GIVEN TASK:
Show every line below where "五位一体" can be found.

======== RECORDED INFORMATION ========

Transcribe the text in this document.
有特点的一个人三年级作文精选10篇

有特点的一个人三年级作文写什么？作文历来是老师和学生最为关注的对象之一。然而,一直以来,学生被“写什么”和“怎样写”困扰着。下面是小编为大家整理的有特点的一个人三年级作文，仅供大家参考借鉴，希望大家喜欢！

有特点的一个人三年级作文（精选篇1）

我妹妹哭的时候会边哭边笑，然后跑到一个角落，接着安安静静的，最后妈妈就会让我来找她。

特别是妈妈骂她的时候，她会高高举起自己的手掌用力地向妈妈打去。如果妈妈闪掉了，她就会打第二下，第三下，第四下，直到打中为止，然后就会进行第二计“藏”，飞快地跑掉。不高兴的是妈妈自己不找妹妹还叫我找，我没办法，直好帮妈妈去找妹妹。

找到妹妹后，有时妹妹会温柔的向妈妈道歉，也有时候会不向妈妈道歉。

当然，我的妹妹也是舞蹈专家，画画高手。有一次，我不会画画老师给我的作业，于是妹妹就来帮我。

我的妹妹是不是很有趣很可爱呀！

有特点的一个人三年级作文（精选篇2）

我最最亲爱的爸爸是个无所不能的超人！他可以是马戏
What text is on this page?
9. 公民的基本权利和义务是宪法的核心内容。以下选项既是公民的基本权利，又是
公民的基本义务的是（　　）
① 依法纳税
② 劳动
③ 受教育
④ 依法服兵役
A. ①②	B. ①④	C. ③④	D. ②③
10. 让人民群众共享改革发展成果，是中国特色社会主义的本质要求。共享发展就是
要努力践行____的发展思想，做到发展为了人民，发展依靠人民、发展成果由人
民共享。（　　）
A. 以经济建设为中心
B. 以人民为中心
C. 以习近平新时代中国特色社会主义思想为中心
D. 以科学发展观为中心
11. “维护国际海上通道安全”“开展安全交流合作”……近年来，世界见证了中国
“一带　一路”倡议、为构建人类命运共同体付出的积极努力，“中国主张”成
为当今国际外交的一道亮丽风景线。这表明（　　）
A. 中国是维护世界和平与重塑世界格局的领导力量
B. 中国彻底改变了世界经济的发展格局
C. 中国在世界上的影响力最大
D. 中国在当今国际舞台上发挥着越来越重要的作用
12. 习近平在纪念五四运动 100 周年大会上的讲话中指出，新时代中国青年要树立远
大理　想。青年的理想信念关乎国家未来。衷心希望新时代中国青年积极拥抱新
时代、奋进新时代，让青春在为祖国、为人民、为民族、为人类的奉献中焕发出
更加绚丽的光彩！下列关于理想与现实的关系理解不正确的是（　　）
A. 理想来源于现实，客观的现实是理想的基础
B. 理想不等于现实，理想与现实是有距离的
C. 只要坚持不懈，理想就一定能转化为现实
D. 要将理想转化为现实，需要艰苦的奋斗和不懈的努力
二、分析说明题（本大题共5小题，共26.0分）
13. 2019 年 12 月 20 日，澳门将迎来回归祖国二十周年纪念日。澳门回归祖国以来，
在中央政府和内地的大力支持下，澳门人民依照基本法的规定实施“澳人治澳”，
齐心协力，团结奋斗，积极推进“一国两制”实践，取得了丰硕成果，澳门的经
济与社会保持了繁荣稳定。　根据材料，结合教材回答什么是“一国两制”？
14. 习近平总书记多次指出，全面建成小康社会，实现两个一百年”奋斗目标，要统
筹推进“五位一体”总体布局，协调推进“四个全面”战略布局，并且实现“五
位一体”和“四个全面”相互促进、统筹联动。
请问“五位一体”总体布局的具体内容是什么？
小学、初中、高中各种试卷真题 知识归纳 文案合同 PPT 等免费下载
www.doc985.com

========

EXPECTED OUTPUT:
筹推进“五位一体”总体布局，协调推进“四个全面”战略布局，并且实现“五
请问“五位一体”总体布局的具体内容是什么？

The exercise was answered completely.